===== Material

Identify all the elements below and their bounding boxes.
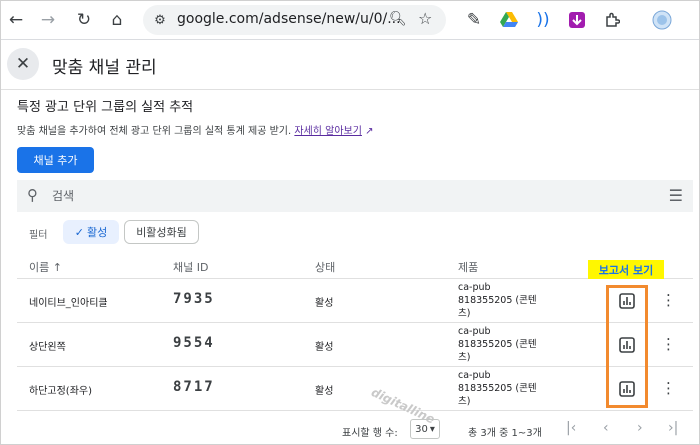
section-description: 맞춤 채널을 추가하여 전체 광고 단위 그룹의 실적 통계 제공 받기. 자세…: [17, 122, 374, 137]
zoom-icon[interactable]: 🔍︎: [389, 11, 407, 27]
table-row: 하단고정(좌우) 8717 활성 ca-pub 818355205 (콘텐 츠)…: [17, 367, 693, 411]
filter-chip-active[interactable]: ✓ 활성: [63, 220, 119, 244]
dialog-title: 맞춤 채널 관리: [52, 58, 157, 78]
product-line: ca-pub: [458, 326, 491, 337]
more-vert-icon[interactable]: ⋮: [661, 291, 676, 310]
channel-status: 활성: [315, 386, 334, 397]
next-page-icon[interactable]: ›: [637, 420, 643, 436]
report-highlight-box: [606, 285, 648, 408]
column-status: 상태: [315, 261, 336, 274]
channel-product: ca-pub 818355205 (콘텐 츠): [458, 325, 598, 364]
row-count: 총 3개 중 1~3개: [468, 428, 542, 439]
channel-status: 활성: [315, 298, 334, 309]
more-vert-icon[interactable]: ⋮: [661, 379, 676, 398]
channel-product: ca-pub 818355205 (콘텐 츠): [458, 281, 598, 320]
section-description-text: 맞춤 채널을 추가하여 전체 광고 단위 그룹의 실적 통계 제공 받기.: [17, 126, 292, 137]
product-line: 818355205 (콘텐: [458, 295, 537, 306]
audio-icon[interactable]: )): [531, 8, 555, 32]
close-icon[interactable]: ✕: [7, 48, 39, 80]
dialog-header: ✕ 맞춤 채널 관리: [0, 40, 700, 90]
column-product: 제품: [458, 261, 479, 274]
extensions-icon[interactable]: [600, 8, 624, 32]
report-annotation-label: 보고서 보기: [588, 260, 664, 279]
product-line: 츠): [458, 308, 471, 319]
filter-icon[interactable]: ☰: [669, 186, 683, 205]
table-row: 상단왼쪽 9554 활성 ca-pub 818355205 (콘텐 츠) ⋮: [17, 323, 693, 367]
table-row: 네이티브_인아티클 7935 활성 ca-pub 818355205 (콘텐 츠…: [17, 279, 693, 323]
search-icon: ⚲: [27, 186, 38, 204]
address-bar[interactable]: ⚙ google.com/adsense/new/u/0/... 🔍︎ ☆: [143, 5, 446, 35]
add-channel-button[interactable]: 채널 추가: [17, 147, 94, 173]
search-bar[interactable]: ⚲ 검색 ☰: [17, 180, 693, 212]
site-info-icon[interactable]: ⚙: [151, 11, 169, 29]
channel-id: 7935: [173, 291, 215, 307]
filter-chip-active-label: 활성: [86, 226, 108, 239]
check-icon: ✓: [74, 225, 84, 239]
dropdown-arrow-icon: ▾: [429, 423, 435, 435]
channel-id: 8717: [173, 379, 215, 395]
learn-more-link[interactable]: 자세히 알아보기: [294, 126, 362, 137]
column-id: 채널 ID: [173, 261, 209, 274]
channel-status: 활성: [315, 342, 334, 353]
rows-per-page-select[interactable]: 30 ▾: [410, 419, 440, 439]
column-name[interactable]: 이름 ↑: [29, 259, 62, 275]
download-icon[interactable]: [565, 8, 589, 32]
product-line: ca-pub: [458, 282, 491, 293]
filter-label: 필터: [29, 230, 48, 241]
last-page-icon[interactable]: ›|: [668, 420, 678, 436]
reload-icon[interactable]: ↻: [72, 8, 96, 32]
rows-per-page-value: 30: [415, 423, 428, 435]
product-line: 츠): [458, 396, 471, 407]
filter-row: 필터 ✓ 활성 비활성화됨: [17, 218, 693, 246]
product-line: 츠): [458, 352, 471, 363]
channel-name: 네이티브_인아티클: [29, 298, 108, 309]
browser-toolbar: ← → ↻ ⌂ ⚙ google.com/adsense/new/u/0/...…: [0, 0, 700, 40]
pencil-icon[interactable]: ✎: [462, 8, 486, 32]
search-input[interactable]: 검색: [52, 187, 74, 204]
prev-page-icon[interactable]: ‹: [603, 420, 609, 436]
filter-chip-inactive[interactable]: 비활성화됨: [124, 220, 199, 244]
back-icon[interactable]: ←: [4, 8, 28, 32]
product-line: 818355205 (콘텐: [458, 383, 537, 394]
first-page-icon[interactable]: |‹: [566, 420, 576, 436]
url-text[interactable]: google.com/adsense/new/u/0/...: [177, 11, 401, 27]
channel-name: 하단고정(좌우): [29, 386, 93, 397]
product-line: 818355205 (콘텐: [458, 339, 537, 350]
more-vert-icon[interactable]: ⋮: [661, 335, 676, 354]
channel-name: 상단왼쪽: [29, 342, 66, 353]
rows-per-page-label: 표시할 행 수:: [342, 428, 398, 439]
forward-icon[interactable]: →: [36, 8, 60, 32]
section-title: 특정 광고 단위 그룹의 실적 추적: [17, 100, 194, 115]
drive-icon[interactable]: [497, 8, 521, 32]
external-link-icon: ↗: [365, 126, 374, 137]
profile-icon[interactable]: [650, 8, 674, 32]
home-icon[interactable]: ⌂: [105, 8, 129, 32]
star-icon[interactable]: ☆: [418, 9, 432, 28]
channel-product: ca-pub 818355205 (콘텐 츠): [458, 369, 598, 408]
product-line: ca-pub: [458, 370, 491, 381]
pagination: 표시할 행 수: 30 ▾ 총 3개 중 1~3개 |‹ ‹ › ›|: [0, 413, 700, 445]
channel-id: 9554: [173, 335, 215, 351]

==========

What you need to do: Rewrite all of the data above, substituting "overflow-menu-icon" for every occurrence of "more-vert-icon" and keeping everything else the same. Do not include the pictures in your answer.

Task solution:
Identify all the elements below and their bounding boxes.
section-description: 맞춤 채널을 추가하여 전체 광고 단위 그룹의 실적 통계 제공 받기. 자세…: [17, 122, 374, 137]
zoom-icon[interactable]: 🔍︎: [389, 11, 407, 27]
table-row: 하단고정(좌우) 8717 활성 ca-pub 818355205 (콘텐 츠)…: [17, 367, 693, 411]
filter-chip-active[interactable]: ✓ 활성: [63, 220, 119, 244]
dialog-title: 맞춤 채널 관리: [52, 58, 157, 78]
product-line: ca-pub: [458, 326, 491, 337]
overflow-menu-icon[interactable]: ⋮: [661, 291, 676, 310]
channel-status: 활성: [315, 386, 334, 397]
next-page-icon[interactable]: ›: [637, 420, 643, 436]
report-highlight-box: [606, 285, 648, 408]
column-status: 상태: [315, 261, 336, 274]
channel-product: ca-pub 818355205 (콘텐 츠): [458, 325, 598, 364]
row-count: 총 3개 중 1~3개: [468, 428, 542, 439]
channel-status: 활성: [315, 298, 334, 309]
overflow-menu-icon[interactable]: ⋮: [661, 379, 676, 398]
channel-product: ca-pub 818355205 (콘텐 츠): [458, 281, 598, 320]
section-description-text: 맞춤 채널을 추가하여 전체 광고 단위 그룹의 실적 통계 제공 받기.: [17, 126, 292, 137]
product-line: 818355205 (콘텐: [458, 295, 537, 306]
audio-icon[interactable]: )): [531, 8, 555, 32]
close-icon[interactable]: ✕: [7, 48, 39, 80]
dialog-header: ✕ 맞춤 채널 관리: [0, 40, 700, 90]
column-product: 제품: [458, 261, 479, 274]
extensions-icon[interactable]: [600, 8, 624, 32]
report-annotation-label: 보고서 보기: [588, 260, 664, 279]
product-line: 츠): [458, 308, 471, 319]
filter-icon[interactable]: ☰: [669, 186, 683, 205]
table-row: 상단왼쪽 9554 활성 ca-pub 818355205 (콘텐 츠) ⋮: [17, 323, 693, 367]
table-row: 네이티브_인아티클 7935 활성 ca-pub 818355205 (콘텐 츠…: [17, 279, 693, 323]
search-icon: ⚲: [27, 186, 38, 204]
address-bar[interactable]: ⚙ google.com/adsense/new/u/0/... 🔍︎ ☆: [143, 5, 446, 35]
add-channel-button[interactable]: 채널 추가: [17, 147, 94, 173]
search-bar[interactable]: ⚲ 검색 ☰: [17, 180, 693, 212]
site-info-icon[interactable]: ⚙: [151, 11, 169, 29]
channel-id: 7935: [173, 291, 215, 307]
filter-chip-active-label: 활성: [86, 226, 108, 239]
check-icon: ✓: [74, 225, 84, 239]
dropdown-arrow-icon: ▾: [429, 423, 435, 435]
channel-id: 8717: [173, 379, 215, 395]
learn-more-link[interactable]: 자세히 알아보기: [294, 126, 362, 137]
column-id: 채널 ID: [173, 261, 209, 274]
channel-status: 활성: [315, 342, 334, 353]
rows-per-page-select[interactable]: 30 ▾: [410, 419, 440, 439]
column-name[interactable]: 이름 ↑: [29, 259, 62, 275]
download-icon[interactable]: [565, 8, 589, 32]
product-line: ca-pub: [458, 282, 491, 293]
filter-label: 필터: [29, 230, 48, 241]
last-page-icon[interactable]: ›|: [668, 420, 678, 436]
reload-icon[interactable]: ↻: [72, 8, 96, 32]
rows-per-page-value: 30: [415, 423, 428, 435]
product-line: 츠): [458, 396, 471, 407]
filter-row: 필터 ✓ 활성 비활성화됨: [17, 218, 693, 246]
product-line: 츠): [458, 352, 471, 363]
channel-name: 네이티브_인아티클: [29, 298, 108, 309]
browser-toolbar: ← → ↻ ⌂ ⚙ google.com/adsense/new/u/0/...…: [0, 0, 700, 40]
pencil-icon[interactable]: ✎: [462, 8, 486, 32]
search-input[interactable]: 검색: [52, 187, 74, 204]
prev-page-icon[interactable]: ‹: [603, 420, 609, 436]
filter-chip-inactive[interactable]: 비활성화됨: [124, 220, 199, 244]
back-icon[interactable]: ←: [4, 8, 28, 32]
product-line: 818355205 (콘텐: [458, 383, 537, 394]
first-page-icon[interactable]: |‹: [566, 420, 576, 436]
url-text[interactable]: google.com/adsense/new/u/0/...: [177, 11, 401, 27]
channel-name: 하단고정(좌우): [29, 386, 93, 397]
product-line: 818355205 (콘텐: [458, 339, 537, 350]
overflow-menu-icon[interactable]: ⋮: [661, 335, 676, 354]
channel-name: 상단왼쪽: [29, 342, 66, 353]
rows-per-page-label: 표시할 행 수:: [342, 428, 398, 439]
forward-icon[interactable]: →: [36, 8, 60, 32]
section-title: 특정 광고 단위 그룹의 실적 추적: [17, 100, 194, 115]
drive-icon[interactable]: [497, 8, 521, 32]
external-link-icon: ↗: [365, 126, 374, 137]
profile-icon[interactable]: [650, 8, 674, 32]
home-icon[interactable]: ⌂: [105, 8, 129, 32]
star-icon[interactable]: ☆: [418, 9, 432, 28]
channel-product: ca-pub 818355205 (콘텐 츠): [458, 369, 598, 408]
product-line: ca-pub: [458, 370, 491, 381]
pagination: 표시할 행 수: 30 ▾ 총 3개 중 1~3개 |‹ ‹ › ›|: [0, 413, 700, 445]
channel-id: 9554: [173, 335, 215, 351]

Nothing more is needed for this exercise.